Scan the records and identify every line in which the string "USDT" occurs, then return those lines.

>> Start Recorded information

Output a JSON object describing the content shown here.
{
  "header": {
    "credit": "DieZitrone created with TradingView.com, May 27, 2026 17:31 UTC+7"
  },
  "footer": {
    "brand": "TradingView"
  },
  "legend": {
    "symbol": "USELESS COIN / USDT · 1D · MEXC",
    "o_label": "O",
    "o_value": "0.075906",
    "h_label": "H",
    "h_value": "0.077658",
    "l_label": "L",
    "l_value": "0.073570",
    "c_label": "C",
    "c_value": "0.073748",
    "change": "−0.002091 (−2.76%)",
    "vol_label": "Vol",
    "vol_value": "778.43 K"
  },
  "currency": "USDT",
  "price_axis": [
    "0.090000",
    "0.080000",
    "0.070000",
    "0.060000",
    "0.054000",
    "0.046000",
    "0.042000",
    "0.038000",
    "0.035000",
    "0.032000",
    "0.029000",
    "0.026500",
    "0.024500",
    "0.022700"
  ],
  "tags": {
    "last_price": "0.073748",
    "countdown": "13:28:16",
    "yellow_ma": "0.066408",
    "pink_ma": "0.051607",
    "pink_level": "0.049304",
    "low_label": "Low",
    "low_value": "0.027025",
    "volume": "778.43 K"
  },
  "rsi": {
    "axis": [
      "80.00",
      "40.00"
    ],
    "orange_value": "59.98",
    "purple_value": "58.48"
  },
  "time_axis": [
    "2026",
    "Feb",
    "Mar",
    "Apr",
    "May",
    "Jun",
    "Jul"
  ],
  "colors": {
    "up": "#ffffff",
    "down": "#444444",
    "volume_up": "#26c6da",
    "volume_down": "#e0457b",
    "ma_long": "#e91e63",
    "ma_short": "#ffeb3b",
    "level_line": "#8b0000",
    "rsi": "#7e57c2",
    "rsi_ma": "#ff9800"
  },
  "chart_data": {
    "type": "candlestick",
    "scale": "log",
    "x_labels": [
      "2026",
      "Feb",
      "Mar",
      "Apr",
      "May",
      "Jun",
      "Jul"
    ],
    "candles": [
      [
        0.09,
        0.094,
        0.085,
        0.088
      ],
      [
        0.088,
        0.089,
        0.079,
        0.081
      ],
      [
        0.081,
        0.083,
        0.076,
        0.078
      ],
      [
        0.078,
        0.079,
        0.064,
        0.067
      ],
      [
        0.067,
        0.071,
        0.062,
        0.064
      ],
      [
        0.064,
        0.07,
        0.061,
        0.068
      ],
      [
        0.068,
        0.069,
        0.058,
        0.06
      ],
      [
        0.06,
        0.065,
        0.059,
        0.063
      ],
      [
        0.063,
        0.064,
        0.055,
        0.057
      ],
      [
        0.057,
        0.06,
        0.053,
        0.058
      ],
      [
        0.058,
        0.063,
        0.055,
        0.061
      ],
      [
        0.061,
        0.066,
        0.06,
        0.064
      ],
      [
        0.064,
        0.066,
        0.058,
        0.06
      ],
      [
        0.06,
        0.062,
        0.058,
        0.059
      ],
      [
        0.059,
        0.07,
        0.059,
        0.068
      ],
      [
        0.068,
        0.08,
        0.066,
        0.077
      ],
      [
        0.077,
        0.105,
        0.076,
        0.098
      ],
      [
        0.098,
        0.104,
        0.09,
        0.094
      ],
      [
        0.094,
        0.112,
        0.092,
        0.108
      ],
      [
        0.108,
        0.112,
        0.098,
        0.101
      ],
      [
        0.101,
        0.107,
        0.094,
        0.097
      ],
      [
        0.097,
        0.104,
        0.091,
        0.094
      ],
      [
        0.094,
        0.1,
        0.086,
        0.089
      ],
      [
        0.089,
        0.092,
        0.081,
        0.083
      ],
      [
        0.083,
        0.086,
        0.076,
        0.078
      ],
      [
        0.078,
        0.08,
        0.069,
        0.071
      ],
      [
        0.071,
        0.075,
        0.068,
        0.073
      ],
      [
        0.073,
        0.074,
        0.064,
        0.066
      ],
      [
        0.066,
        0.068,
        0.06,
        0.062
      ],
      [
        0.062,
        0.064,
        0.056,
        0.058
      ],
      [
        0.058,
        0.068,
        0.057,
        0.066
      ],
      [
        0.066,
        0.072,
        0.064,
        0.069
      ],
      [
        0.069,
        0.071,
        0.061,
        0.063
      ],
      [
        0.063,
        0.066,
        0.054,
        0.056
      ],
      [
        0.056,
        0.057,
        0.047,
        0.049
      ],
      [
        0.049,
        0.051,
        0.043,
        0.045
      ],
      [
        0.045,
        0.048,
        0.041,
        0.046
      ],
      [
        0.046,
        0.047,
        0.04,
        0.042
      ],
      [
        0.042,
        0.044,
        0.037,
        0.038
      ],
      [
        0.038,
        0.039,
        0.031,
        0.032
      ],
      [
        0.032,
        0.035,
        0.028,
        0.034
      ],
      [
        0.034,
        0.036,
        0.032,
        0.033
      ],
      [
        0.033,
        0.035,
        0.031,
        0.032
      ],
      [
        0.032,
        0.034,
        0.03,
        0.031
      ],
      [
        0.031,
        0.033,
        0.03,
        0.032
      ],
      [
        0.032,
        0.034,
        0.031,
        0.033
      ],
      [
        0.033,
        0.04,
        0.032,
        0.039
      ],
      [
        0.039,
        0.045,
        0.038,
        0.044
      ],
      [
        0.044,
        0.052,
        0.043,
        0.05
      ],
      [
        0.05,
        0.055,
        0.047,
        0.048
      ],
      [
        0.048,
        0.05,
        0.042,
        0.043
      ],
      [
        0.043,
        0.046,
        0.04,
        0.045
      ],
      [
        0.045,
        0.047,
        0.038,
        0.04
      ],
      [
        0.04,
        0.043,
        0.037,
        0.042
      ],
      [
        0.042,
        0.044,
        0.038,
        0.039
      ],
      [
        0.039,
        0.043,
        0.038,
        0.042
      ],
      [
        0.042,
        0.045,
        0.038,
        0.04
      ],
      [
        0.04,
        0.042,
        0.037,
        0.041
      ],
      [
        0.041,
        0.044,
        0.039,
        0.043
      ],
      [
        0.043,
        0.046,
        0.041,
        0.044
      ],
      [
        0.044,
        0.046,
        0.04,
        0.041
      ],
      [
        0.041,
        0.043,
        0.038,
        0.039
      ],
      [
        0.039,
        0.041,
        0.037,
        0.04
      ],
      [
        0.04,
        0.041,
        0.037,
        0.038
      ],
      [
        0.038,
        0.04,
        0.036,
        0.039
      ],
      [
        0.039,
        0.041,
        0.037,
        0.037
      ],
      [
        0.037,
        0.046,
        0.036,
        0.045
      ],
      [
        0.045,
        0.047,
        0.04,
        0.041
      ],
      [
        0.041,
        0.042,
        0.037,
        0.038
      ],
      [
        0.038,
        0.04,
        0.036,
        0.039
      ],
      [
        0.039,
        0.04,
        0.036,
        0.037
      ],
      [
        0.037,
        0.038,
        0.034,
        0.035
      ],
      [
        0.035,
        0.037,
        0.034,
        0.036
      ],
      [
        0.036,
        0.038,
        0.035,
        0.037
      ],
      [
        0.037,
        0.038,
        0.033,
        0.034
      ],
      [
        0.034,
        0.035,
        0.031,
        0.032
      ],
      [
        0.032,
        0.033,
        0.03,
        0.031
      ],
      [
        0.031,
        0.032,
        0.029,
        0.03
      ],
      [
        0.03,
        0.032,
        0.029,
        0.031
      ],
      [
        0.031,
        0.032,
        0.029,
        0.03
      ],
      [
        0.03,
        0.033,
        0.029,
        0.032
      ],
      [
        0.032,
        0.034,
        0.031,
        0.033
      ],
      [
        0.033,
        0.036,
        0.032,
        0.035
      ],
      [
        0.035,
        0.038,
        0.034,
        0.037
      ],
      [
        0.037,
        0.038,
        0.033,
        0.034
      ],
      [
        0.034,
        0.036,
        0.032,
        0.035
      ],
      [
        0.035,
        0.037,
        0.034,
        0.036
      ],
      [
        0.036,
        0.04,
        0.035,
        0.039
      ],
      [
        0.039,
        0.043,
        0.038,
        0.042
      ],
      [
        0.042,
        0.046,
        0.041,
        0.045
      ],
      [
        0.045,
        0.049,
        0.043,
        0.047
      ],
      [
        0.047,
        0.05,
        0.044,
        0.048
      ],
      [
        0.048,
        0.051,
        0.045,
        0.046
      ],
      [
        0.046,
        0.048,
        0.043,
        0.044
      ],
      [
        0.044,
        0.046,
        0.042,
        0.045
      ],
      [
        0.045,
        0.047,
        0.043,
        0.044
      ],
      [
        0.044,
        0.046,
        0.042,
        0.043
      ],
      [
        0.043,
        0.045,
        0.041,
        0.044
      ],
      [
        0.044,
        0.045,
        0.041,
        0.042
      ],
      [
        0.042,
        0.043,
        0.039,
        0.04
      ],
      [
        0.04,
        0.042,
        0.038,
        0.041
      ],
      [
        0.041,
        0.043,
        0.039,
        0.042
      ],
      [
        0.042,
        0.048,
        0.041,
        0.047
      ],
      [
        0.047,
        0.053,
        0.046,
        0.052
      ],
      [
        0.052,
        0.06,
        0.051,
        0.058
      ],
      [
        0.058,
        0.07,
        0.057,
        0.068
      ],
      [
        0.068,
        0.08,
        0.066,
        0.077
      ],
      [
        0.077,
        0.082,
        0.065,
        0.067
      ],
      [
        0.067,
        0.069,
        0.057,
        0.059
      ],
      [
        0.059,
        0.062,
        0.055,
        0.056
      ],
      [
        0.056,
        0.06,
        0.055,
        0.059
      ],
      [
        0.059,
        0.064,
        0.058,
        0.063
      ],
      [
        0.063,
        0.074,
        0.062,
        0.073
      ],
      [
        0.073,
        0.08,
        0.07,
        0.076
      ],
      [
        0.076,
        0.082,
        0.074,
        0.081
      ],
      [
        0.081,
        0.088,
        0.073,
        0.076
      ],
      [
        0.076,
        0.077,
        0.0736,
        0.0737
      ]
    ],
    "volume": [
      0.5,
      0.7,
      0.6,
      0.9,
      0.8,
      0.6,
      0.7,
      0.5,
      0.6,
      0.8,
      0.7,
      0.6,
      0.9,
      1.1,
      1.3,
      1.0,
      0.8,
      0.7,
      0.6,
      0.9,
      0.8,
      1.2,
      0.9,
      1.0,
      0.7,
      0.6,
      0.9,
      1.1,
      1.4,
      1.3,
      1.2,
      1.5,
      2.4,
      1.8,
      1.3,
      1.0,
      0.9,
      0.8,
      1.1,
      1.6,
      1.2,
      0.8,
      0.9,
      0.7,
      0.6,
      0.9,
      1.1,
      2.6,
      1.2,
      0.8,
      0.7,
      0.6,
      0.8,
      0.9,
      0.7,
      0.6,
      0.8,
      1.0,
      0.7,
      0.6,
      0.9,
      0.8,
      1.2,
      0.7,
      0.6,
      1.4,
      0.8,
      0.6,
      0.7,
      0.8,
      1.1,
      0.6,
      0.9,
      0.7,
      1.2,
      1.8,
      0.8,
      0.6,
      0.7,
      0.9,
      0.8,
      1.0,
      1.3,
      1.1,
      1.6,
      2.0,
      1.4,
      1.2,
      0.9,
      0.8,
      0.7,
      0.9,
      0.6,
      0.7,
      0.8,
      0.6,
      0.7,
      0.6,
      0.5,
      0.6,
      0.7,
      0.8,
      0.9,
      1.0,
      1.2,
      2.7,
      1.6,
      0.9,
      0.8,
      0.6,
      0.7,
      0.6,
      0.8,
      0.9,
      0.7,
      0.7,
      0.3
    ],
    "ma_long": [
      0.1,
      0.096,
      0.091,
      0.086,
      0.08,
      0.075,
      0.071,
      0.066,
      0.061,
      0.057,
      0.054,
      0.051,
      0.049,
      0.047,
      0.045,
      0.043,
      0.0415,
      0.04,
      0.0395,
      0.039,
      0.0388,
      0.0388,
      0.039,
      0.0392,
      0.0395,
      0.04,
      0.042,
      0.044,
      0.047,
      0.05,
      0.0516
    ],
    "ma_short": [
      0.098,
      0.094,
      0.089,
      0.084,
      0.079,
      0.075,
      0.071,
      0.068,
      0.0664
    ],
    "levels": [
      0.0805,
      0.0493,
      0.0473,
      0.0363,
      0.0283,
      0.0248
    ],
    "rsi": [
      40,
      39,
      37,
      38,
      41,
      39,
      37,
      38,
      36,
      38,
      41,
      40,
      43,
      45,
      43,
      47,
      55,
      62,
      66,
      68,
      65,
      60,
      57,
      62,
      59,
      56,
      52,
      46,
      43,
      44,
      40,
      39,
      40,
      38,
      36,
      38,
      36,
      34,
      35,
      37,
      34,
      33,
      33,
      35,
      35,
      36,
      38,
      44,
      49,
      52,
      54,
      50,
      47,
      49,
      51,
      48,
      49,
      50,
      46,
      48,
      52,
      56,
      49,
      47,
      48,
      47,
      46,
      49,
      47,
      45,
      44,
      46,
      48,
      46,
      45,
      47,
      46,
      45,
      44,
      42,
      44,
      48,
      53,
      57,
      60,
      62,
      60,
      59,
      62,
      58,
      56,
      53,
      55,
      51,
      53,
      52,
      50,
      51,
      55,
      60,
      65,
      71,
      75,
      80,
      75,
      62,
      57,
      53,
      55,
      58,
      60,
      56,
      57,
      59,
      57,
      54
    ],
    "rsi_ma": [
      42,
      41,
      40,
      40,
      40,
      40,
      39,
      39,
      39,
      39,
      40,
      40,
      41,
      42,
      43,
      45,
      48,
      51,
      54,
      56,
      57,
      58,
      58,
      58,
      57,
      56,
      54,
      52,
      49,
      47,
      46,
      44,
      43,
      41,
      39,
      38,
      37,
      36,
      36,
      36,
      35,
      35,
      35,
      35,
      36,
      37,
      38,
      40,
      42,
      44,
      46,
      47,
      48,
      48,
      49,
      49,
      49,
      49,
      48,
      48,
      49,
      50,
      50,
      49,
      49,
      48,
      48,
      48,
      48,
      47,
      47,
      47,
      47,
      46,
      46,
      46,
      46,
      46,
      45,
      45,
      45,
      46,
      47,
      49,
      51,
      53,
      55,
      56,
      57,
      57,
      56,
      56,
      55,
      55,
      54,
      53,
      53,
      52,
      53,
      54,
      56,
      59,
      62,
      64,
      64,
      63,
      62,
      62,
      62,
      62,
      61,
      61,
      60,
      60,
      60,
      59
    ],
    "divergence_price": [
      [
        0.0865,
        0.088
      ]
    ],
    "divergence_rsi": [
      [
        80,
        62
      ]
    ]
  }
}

>> End Recorded information

Exercise output
    "symbol": "USELESS COIN / USDT · 1D · MEXC",
  "currency": "USDT",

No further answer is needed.